> [TASK TO COMPLETE] Write every line out verbatim and omit the pictures.

━━━━━ RECORDS TO PROCESS ━━━━━

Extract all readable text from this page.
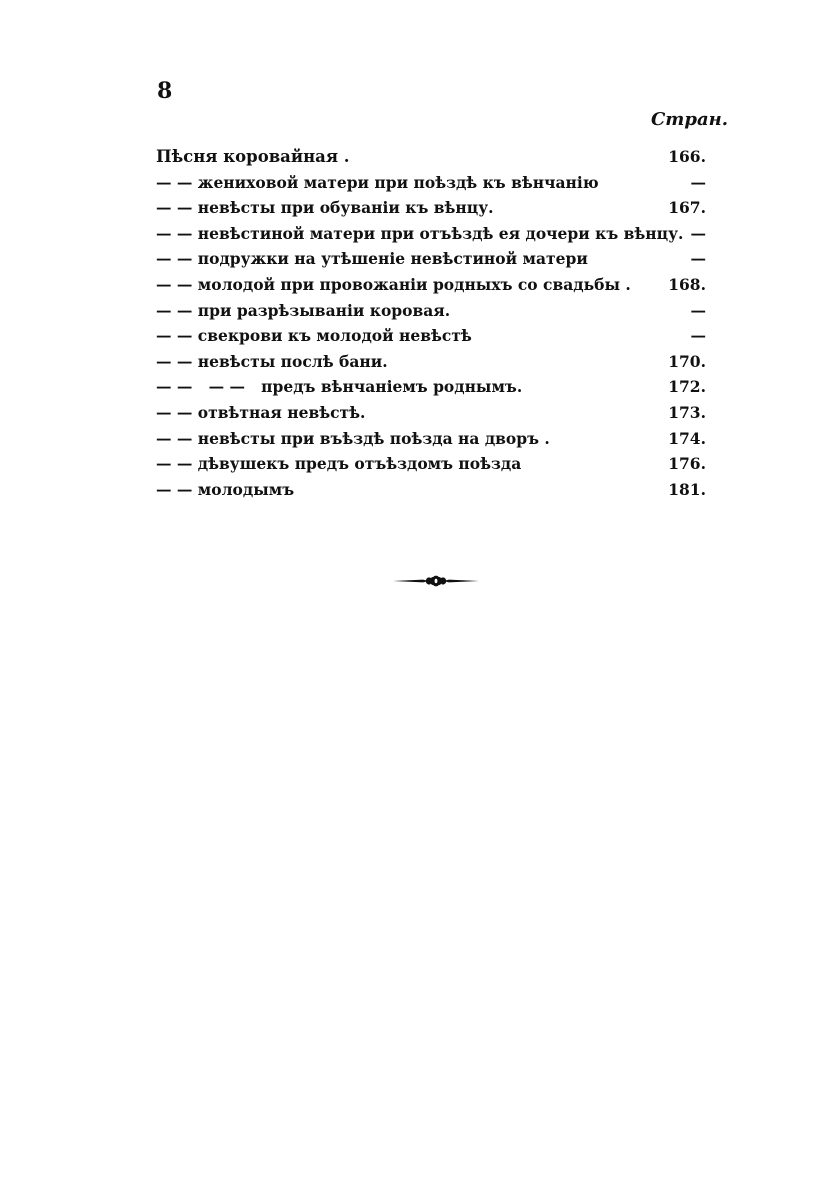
8
Стран.
Пѣсня коровайная .	166.
— — жениховой матери при поѣздѣ къ вѣнчанію	—
— — невѣсты при обуваніи къ вѣнцу.	167.
— — невѣстиной матери при отъѣздѣ ея дочери къ вѣнцу. —
— — подружки на утѣшеніе невѣстиной матери	—
— — молодой при провожаніи родныхъ со свадьбы . 168.
— — при разрѣзываніи коровая.	—
— — свекрови къ молодой невѣстѣ	—
— — невѣсты послѣ бани.	170.
— —   — —   предъ вѣнчаніемъ роднымъ.	172.
— — отвѣтная невѣстѣ.	173.
— — невѣсты при въѣздѣ поѣзда на дворъ .	174.
— — дѣвушекъ предъ отъѣздомъ поѣзда	176.
— — молодымъ	181.
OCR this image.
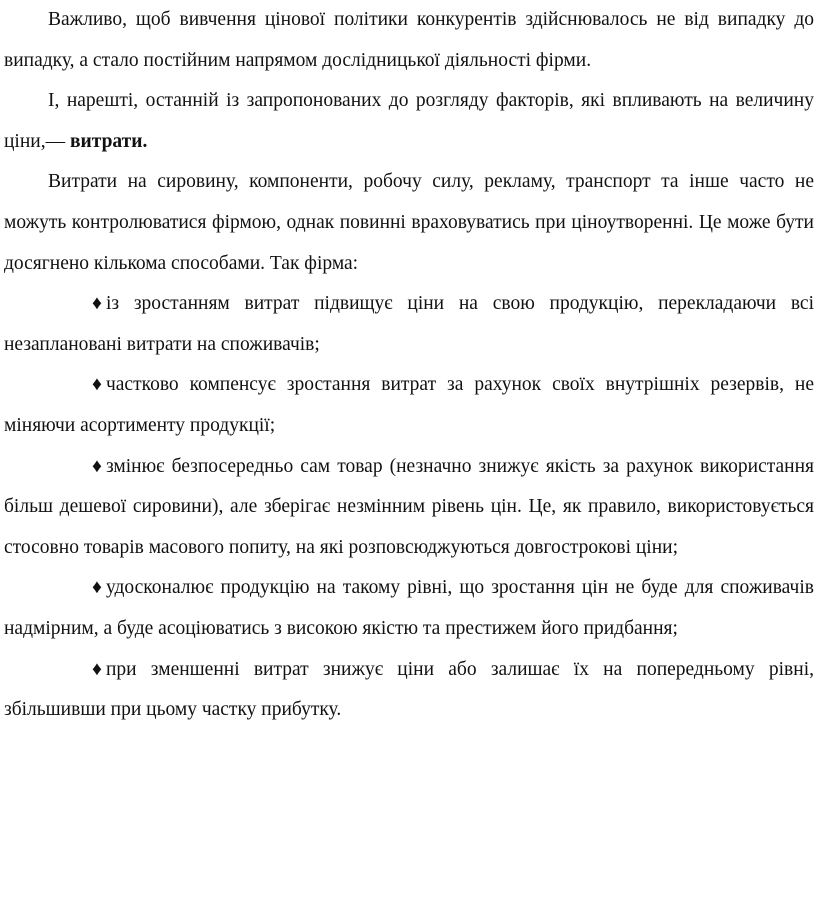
Важливо, щоб вивчення цінової політики конкурентів здійснювалось не від випадку до випадку, а стало постійним напрямом дослідницької діяльності фірми.

І, нарешті, останній із запропонованих до розгляду факторів, які впливають на величину ціни,— витрати.

Витрати на сировину, компоненти, робочу силу, рекламу, транспорт та інше часто не можуть контролюватися фірмою, однак повинні враховуватись при ціноутворенні. Це може бути досягнено кількома способами. Так фірма:

♦ із зростанням витрат підвищує ціни на свою продукцію, перекладаючи всі незаплановані витрати на споживачів;

♦ частково компенсує зростання витрат за рахунок своїх внутрішніх резервів, не міняючи асортименту продукції;

♦ змінює безпосередньо сам товар (незначно знижує якість за рахунок використання більш дешевої сировини), але зберігає незмінним рівень цін. Це, як правило, використовується стосовно товарів масового попиту, на які розповсюджуються довгострокові ціни;

♦ удосконалює продукцію на такому рівні, що зростання цін не буде для споживачів надмірним, а буде асоціюватись з високою якістю та престижем його придбання;

♦ при зменшенні витрат знижує ціни або залишає їх на попередньому рівні, збільшивши при цьому частку прибутку.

━━━━━

> [ANSWER TO THE EXERCISE]
Extract all readable text from this page.
8
Стран.
Пѣсня коровайная .	166.
— — жениховой матери при поѣздѣ къ вѣнчанію	—
— — невѣсты при обуваніи къ вѣнцу.	167.
— — невѣстиной матери при отъѣздѣ ея дочери къ вѣнцу. —
— — подружки на утѣшеніе невѣстиной матери	—
— — молодой при провожаніи родныхъ со свадьбы . 168.
— — при разрѣзываніи коровая.	—
— — свекрови къ молодой невѣстѣ	—
— — невѣсты послѣ бани.	170.
— —   — —   предъ вѣнчаніемъ роднымъ.	172.
— — отвѣтная невѣстѣ.	173.
— — невѣсты при въѣздѣ поѣзда на дворъ .	174.
— — дѣвушекъ предъ отъѣздомъ поѣзда	176.
— — молодымъ	181.
OCR this image.
Важливо, щоб вивчення цінової політики конкурентів здійснювалось не від випадку до випадку, а стало постійним напрямом дослідницької діяльності фірми.

І, нарешті, останній із запропонованих до розгляду факторів, які впливають на величину ціни,— витрати.

Витрати на сировину, компоненти, робочу силу, рекламу, транспорт та інше часто не можуть контролюватися фірмою, однак повинні враховуватись при ціноутворенні. Це може бути досягнено кількома способами. Так фірма:

♦ із зростанням витрат підвищує ціни на свою продукцію, перекладаючи всі незаплановані витрати на споживачів;

♦ частково компенсує зростання витрат за рахунок своїх внутрішніх резервів, не міняючи асортименту продукції;

♦ змінює безпосередньо сам товар (незначно знижує якість за рахунок використання більш дешевої сировини), але зберігає незмінним рівень цін. Це, як правило, використовується стосовно товарів масового попиту, на які розповсюджуються довгострокові ціни;

♦ удосконалює продукцію на такому рівні, що зростання цін не буде для споживачів надмірним, а буде асоціюватись з високою якістю та престижем його придбання;

♦ при зменшенні витрат знижує ціни або залишає їх на попередньому рівні, збільшивши при цьому частку прибутку.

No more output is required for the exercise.